(Saved entries)
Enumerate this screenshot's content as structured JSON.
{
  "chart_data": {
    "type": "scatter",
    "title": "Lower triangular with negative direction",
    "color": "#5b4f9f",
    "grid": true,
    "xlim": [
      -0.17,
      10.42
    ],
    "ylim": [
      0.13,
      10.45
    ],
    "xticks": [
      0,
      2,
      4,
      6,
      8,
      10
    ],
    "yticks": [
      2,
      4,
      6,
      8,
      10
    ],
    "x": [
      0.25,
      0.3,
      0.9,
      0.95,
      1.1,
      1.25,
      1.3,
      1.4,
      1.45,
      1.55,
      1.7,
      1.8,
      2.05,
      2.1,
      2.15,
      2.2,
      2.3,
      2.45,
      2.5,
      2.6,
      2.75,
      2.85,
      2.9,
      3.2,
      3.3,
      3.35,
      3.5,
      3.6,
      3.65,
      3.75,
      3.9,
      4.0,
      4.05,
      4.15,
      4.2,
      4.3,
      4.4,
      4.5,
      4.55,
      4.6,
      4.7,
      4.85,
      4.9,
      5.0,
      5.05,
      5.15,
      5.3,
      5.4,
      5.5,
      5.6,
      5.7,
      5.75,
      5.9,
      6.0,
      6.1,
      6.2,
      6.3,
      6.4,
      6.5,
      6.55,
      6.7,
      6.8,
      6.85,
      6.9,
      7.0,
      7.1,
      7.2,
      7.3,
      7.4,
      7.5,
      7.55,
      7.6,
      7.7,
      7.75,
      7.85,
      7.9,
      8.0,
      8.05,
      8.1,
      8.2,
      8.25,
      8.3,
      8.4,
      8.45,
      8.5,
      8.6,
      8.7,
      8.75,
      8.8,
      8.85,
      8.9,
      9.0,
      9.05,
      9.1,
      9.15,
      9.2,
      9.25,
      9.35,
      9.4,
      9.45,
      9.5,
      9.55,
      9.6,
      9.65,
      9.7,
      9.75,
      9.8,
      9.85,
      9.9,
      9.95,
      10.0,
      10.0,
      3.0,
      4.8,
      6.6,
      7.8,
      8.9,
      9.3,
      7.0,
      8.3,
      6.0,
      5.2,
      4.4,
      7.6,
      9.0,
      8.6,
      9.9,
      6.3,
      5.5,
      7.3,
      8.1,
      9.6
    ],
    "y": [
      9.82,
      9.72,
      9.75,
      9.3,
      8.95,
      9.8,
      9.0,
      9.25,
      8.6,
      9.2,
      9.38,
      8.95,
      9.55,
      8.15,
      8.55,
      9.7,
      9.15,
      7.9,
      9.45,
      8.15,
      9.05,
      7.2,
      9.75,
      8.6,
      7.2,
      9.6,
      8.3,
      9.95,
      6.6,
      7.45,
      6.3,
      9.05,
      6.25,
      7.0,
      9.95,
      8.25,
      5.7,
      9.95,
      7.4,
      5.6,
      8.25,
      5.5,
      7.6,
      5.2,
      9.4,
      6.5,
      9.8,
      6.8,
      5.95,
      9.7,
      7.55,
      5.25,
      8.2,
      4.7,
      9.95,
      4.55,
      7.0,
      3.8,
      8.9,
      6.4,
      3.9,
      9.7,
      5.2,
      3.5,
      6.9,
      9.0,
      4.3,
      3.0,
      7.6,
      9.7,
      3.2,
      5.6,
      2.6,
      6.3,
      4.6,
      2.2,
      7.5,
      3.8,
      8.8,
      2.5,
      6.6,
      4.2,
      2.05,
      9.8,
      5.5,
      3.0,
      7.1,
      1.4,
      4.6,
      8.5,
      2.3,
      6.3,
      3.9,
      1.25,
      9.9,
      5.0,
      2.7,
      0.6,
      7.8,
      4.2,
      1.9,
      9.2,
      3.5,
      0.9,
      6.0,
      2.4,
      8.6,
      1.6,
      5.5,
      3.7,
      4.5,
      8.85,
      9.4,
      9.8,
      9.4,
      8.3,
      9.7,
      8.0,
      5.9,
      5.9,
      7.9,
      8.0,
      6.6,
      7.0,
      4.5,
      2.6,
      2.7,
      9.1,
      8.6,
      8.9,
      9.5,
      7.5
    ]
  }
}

• PROMPT
Quote the entire listing above exactly.

• IN RESPONSE
Enumerate this screenshot's content as structured JSON.
{
  "chart_data": {
    "type": "scatter",
    "title": "Lower triangular with negative direction",
    "color": "#5b4f9f",
    "grid": true,
    "xlim": [
      -0.17,
      10.42
    ],
    "ylim": [
      0.13,
      10.45
    ],
    "xticks": [
      0,
      2,
      4,
      6,
      8,
      10
    ],
    "yticks": [
      2,
      4,
      6,
      8,
      10
    ],
    "x": [
      0.25,
      0.3,
      0.9,
      0.95,
      1.1,
      1.25,
      1.3,
      1.4,
      1.45,
      1.55,
      1.7,
      1.8,
      2.05,
      2.1,
      2.15,
      2.2,
      2.3,
      2.45,
      2.5,
      2.6,
      2.75,
      2.85,
      2.9,
      3.2,
      3.3,
      3.35,
      3.5,
      3.6,
      3.65,
      3.75,
      3.9,
      4.0,
      4.05,
      4.15,
      4.2,
      4.3,
      4.4,
      4.5,
      4.55,
      4.6,
      4.7,
      4.85,
      4.9,
      5.0,
      5.05,
      5.15,
      5.3,
      5.4,
      5.5,
      5.6,
      5.7,
      5.75,
      5.9,
      6.0,
      6.1,
      6.2,
      6.3,
      6.4,
      6.5,
      6.55,
      6.7,
      6.8,
      6.85,
      6.9,
      7.0,
      7.1,
      7.2,
      7.3,
      7.4,
      7.5,
      7.55,
      7.6,
      7.7,
      7.75,
      7.85,
      7.9,
      8.0,
      8.05,
      8.1,
      8.2,
      8.25,
      8.3,
      8.4,
      8.45,
      8.5,
      8.6,
      8.7,
      8.75,
      8.8,
      8.85,
      8.9,
      9.0,
      9.05,
      9.1,
      9.15,
      9.2,
      9.25,
      9.35,
      9.4,
      9.45,
      9.5,
      9.55,
      9.6,
      9.65,
      9.7,
      9.75,
      9.8,
      9.85,
      9.9,
      9.95,
      10.0,
      10.0,
      3.0,
      4.8,
      6.6,
      7.8,
      8.9,
      9.3,
      7.0,
      8.3,
      6.0,
      5.2,
      4.4,
      7.6,
      9.0,
      8.6,
      9.9,
      6.3,
      5.5,
      7.3,
      8.1,
      9.6
    ],
    "y": [
      9.82,
      9.72,
      9.75,
      9.3,
      8.95,
      9.8,
      9.0,
      9.25,
      8.6,
      9.2,
      9.38,
      8.95,
      9.55,
      8.15,
      8.55,
      9.7,
      9.15,
      7.9,
      9.45,
      8.15,
      9.05,
      7.2,
      9.75,
      8.6,
      7.2,
      9.6,
      8.3,
      9.95,
      6.6,
      7.45,
      6.3,
      9.05,
      6.25,
      7.0,
      9.95,
      8.25,
      5.7,
      9.95,
      7.4,
      5.6,
      8.25,
      5.5,
      7.6,
      5.2,
      9.4,
      6.5,
      9.8,
      6.8,
      5.95,
      9.7,
      7.55,
      5.25,
      8.2,
      4.7,
      9.95,
      4.55,
      7.0,
      3.8,
      8.9,
      6.4,
      3.9,
      9.7,
      5.2,
      3.5,
      6.9,
      9.0,
      4.3,
      3.0,
      7.6,
      9.7,
      3.2,
      5.6,
      2.6,
      6.3,
      4.6,
      2.2,
      7.5,
      3.8,
      8.8,
      2.5,
      6.6,
      4.2,
      2.05,
      9.8,
      5.5,
      3.0,
      7.1,
      1.4,
      4.6,
      8.5,
      2.3,
      6.3,
      3.9,
      1.25,
      9.9,
      5.0,
      2.7,
      0.6,
      7.8,
      4.2,
      1.9,
      9.2,
      3.5,
      0.9,
      6.0,
      2.4,
      8.6,
      1.6,
      5.5,
      3.7,
      4.5,
      8.85,
      9.4,
      9.8,
      9.4,
      8.3,
      9.7,
      8.0,
      5.9,
      5.9,
      7.9,
      8.0,
      6.6,
      7.0,
      4.5,
      2.6,
      2.7,
      9.1,
      8.6,
      8.9,
      9.5,
      7.5
    ]
  }
}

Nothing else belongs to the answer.